### RECORD EXTRACTS
<<<<
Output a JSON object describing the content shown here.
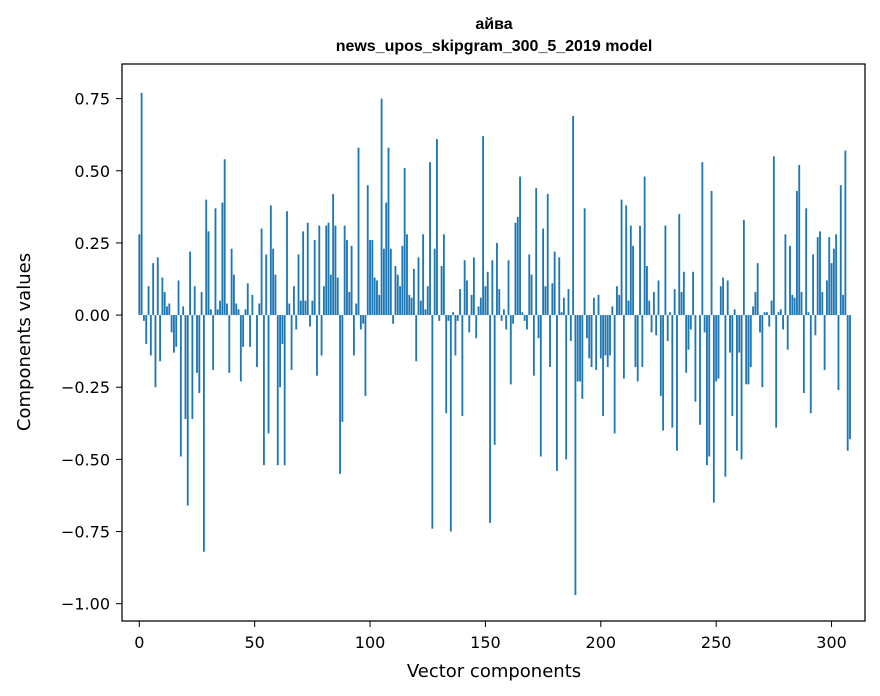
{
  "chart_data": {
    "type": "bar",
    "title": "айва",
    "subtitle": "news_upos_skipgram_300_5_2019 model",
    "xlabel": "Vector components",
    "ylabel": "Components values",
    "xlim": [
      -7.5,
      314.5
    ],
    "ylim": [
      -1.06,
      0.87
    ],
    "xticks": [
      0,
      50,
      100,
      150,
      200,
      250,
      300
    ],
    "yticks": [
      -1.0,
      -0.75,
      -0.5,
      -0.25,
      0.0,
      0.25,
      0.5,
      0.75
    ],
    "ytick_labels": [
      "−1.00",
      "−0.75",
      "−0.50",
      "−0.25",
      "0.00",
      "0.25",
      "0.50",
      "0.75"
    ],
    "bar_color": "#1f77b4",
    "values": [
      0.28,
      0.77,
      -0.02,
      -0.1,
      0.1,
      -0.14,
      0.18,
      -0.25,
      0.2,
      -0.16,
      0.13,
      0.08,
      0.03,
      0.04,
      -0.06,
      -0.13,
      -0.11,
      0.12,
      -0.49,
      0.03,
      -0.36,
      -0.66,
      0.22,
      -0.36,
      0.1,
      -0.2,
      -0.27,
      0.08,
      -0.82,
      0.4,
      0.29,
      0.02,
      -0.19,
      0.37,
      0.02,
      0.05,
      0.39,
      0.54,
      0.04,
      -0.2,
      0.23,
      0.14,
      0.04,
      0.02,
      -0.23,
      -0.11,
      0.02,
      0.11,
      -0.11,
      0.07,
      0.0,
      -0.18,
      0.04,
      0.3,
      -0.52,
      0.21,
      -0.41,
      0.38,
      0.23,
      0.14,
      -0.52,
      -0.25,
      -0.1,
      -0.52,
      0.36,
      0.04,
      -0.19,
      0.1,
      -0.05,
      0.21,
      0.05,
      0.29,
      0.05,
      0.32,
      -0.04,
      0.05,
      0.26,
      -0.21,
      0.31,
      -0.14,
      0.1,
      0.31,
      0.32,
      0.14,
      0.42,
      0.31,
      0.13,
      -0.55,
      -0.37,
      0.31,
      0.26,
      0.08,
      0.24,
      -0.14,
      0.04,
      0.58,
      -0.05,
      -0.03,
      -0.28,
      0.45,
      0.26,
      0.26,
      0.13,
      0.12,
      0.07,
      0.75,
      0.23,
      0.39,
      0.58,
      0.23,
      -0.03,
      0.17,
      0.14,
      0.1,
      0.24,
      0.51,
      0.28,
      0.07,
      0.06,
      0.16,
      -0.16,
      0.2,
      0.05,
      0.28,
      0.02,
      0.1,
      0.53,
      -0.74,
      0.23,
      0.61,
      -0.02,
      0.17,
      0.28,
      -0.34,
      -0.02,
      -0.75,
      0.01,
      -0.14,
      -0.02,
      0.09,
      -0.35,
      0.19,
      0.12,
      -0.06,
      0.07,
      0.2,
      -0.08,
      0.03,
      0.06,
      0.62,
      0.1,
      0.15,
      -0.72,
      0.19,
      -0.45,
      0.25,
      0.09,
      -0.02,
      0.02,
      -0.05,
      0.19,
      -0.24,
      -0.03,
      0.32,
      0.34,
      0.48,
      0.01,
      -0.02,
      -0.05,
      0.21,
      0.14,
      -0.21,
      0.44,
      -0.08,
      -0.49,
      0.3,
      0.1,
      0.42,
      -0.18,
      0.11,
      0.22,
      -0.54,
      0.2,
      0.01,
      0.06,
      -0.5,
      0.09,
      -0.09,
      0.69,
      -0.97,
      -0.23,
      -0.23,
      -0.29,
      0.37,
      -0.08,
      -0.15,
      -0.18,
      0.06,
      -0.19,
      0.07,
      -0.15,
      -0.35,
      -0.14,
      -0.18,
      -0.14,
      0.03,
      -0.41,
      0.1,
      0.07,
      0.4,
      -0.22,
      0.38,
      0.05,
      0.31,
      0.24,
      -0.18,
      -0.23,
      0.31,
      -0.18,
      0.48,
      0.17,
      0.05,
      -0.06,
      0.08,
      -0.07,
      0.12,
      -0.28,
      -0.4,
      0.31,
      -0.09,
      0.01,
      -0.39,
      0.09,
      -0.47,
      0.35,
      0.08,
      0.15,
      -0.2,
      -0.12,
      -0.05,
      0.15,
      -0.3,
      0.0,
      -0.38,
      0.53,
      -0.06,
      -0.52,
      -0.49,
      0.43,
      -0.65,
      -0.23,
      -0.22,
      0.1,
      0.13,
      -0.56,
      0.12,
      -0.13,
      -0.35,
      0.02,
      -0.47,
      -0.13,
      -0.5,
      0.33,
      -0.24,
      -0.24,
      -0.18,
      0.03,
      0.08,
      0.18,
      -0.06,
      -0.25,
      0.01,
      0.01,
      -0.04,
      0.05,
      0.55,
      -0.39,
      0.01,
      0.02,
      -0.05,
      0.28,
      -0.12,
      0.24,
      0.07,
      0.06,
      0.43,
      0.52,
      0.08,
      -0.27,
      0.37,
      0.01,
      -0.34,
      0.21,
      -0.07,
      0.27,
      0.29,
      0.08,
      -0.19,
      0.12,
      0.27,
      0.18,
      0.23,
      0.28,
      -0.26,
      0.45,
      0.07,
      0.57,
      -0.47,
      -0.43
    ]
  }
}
>>>>
### GIVEN REQUEST
Will you restate every entry word for word and omit the images?

### EXERCISE OUTPUT
Output a JSON object describing the content shown here.
{
  "chart_data": {
    "type": "bar",
    "title": "айва",
    "subtitle": "news_upos_skipgram_300_5_2019 model",
    "xlabel": "Vector components",
    "ylabel": "Components values",
    "xlim": [
      -7.5,
      314.5
    ],
    "ylim": [
      -1.06,
      0.87
    ],
    "xticks": [
      0,
      50,
      100,
      150,
      200,
      250,
      300
    ],
    "yticks": [
      -1.0,
      -0.75,
      -0.5,
      -0.25,
      0.0,
      0.25,
      0.5,
      0.75
    ],
    "ytick_labels": [
      "−1.00",
      "−0.75",
      "−0.50",
      "−0.25",
      "0.00",
      "0.25",
      "0.50",
      "0.75"
    ],
    "bar_color": "#1f77b4",
    "values": [
      0.28,
      0.77,
      -0.02,
      -0.1,
      0.1,
      -0.14,
      0.18,
      -0.25,
      0.2,
      -0.16,
      0.13,
      0.08,
      0.03,
      0.04,
      -0.06,
      -0.13,
      -0.11,
      0.12,
      -0.49,
      0.03,
      -0.36,
      -0.66,
      0.22,
      -0.36,
      0.1,
      -0.2,
      -0.27,
      0.08,
      -0.82,
      0.4,
      0.29,
      0.02,
      -0.19,
      0.37,
      0.02,
      0.05,
      0.39,
      0.54,
      0.04,
      -0.2,
      0.23,
      0.14,
      0.04,
      0.02,
      -0.23,
      -0.11,
      0.02,
      0.11,
      -0.11,
      0.07,
      0.0,
      -0.18,
      0.04,
      0.3,
      -0.52,
      0.21,
      -0.41,
      0.38,
      0.23,
      0.14,
      -0.52,
      -0.25,
      -0.1,
      -0.52,
      0.36,
      0.04,
      -0.19,
      0.1,
      -0.05,
      0.21,
      0.05,
      0.29,
      0.05,
      0.32,
      -0.04,
      0.05,
      0.26,
      -0.21,
      0.31,
      -0.14,
      0.1,
      0.31,
      0.32,
      0.14,
      0.42,
      0.31,
      0.13,
      -0.55,
      -0.37,
      0.31,
      0.26,
      0.08,
      0.24,
      -0.14,
      0.04,
      0.58,
      -0.05,
      -0.03,
      -0.28,
      0.45,
      0.26,
      0.26,
      0.13,
      0.12,
      0.07,
      0.75,
      0.23,
      0.39,
      0.58,
      0.23,
      -0.03,
      0.17,
      0.14,
      0.1,
      0.24,
      0.51,
      0.28,
      0.07,
      0.06,
      0.16,
      -0.16,
      0.2,
      0.05,
      0.28,
      0.02,
      0.1,
      0.53,
      -0.74,
      0.23,
      0.61,
      -0.02,
      0.17,
      0.28,
      -0.34,
      -0.02,
      -0.75,
      0.01,
      -0.14,
      -0.02,
      0.09,
      -0.35,
      0.19,
      0.12,
      -0.06,
      0.07,
      0.2,
      -0.08,
      0.03,
      0.06,
      0.62,
      0.1,
      0.15,
      -0.72,
      0.19,
      -0.45,
      0.25,
      0.09,
      -0.02,
      0.02,
      -0.05,
      0.19,
      -0.24,
      -0.03,
      0.32,
      0.34,
      0.48,
      0.01,
      -0.02,
      -0.05,
      0.21,
      0.14,
      -0.21,
      0.44,
      -0.08,
      -0.49,
      0.3,
      0.1,
      0.42,
      -0.18,
      0.11,
      0.22,
      -0.54,
      0.2,
      0.01,
      0.06,
      -0.5,
      0.09,
      -0.09,
      0.69,
      -0.97,
      -0.23,
      -0.23,
      -0.29,
      0.37,
      -0.08,
      -0.15,
      -0.18,
      0.06,
      -0.19,
      0.07,
      -0.15,
      -0.35,
      -0.14,
      -0.18,
      -0.14,
      0.03,
      -0.41,
      0.1,
      0.07,
      0.4,
      -0.22,
      0.38,
      0.05,
      0.31,
      0.24,
      -0.18,
      -0.23,
      0.31,
      -0.18,
      0.48,
      0.17,
      0.05,
      -0.06,
      0.08,
      -0.07,
      0.12,
      -0.28,
      -0.4,
      0.31,
      -0.09,
      0.01,
      -0.39,
      0.09,
      -0.47,
      0.35,
      0.08,
      0.15,
      -0.2,
      -0.12,
      -0.05,
      0.15,
      -0.3,
      0.0,
      -0.38,
      0.53,
      -0.06,
      -0.52,
      -0.49,
      0.43,
      -0.65,
      -0.23,
      -0.22,
      0.1,
      0.13,
      -0.56,
      0.12,
      -0.13,
      -0.35,
      0.02,
      -0.47,
      -0.13,
      -0.5,
      0.33,
      -0.24,
      -0.24,
      -0.18,
      0.03,
      0.08,
      0.18,
      -0.06,
      -0.25,
      0.01,
      0.01,
      -0.04,
      0.05,
      0.55,
      -0.39,
      0.01,
      0.02,
      -0.05,
      0.28,
      -0.12,
      0.24,
      0.07,
      0.06,
      0.43,
      0.52,
      0.08,
      -0.27,
      0.37,
      0.01,
      -0.34,
      0.21,
      -0.07,
      0.27,
      0.29,
      0.08,
      -0.19,
      0.12,
      0.27,
      0.18,
      0.23,
      0.28,
      -0.26,
      0.45,
      0.07,
      0.57,
      -0.47,
      -0.43
    ]
  }
}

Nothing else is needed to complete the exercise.